-- BEGIN --

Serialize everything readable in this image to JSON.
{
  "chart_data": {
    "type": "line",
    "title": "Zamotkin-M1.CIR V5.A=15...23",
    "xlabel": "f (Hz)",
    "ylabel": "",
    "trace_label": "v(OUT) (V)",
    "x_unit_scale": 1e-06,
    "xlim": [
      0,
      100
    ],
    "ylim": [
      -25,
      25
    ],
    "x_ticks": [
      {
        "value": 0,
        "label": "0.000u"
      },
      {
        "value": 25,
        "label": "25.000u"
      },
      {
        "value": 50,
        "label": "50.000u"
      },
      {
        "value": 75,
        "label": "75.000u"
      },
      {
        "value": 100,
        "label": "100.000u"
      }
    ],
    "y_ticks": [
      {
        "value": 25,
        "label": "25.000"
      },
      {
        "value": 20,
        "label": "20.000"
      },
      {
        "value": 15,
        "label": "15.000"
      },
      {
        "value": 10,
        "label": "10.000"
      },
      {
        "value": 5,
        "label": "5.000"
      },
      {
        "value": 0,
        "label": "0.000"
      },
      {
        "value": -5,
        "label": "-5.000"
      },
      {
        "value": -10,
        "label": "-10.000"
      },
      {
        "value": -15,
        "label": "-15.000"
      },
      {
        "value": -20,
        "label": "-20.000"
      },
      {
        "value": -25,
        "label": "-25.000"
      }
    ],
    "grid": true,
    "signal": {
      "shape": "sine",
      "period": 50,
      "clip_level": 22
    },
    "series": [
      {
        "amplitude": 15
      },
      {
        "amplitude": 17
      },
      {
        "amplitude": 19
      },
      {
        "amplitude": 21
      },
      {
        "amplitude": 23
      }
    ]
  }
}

-- END --

GIVEN EXERCISE:
Count every line in the data that contains the word "amplitude", then give that count and nothing else.

TASK OUTPUT:
5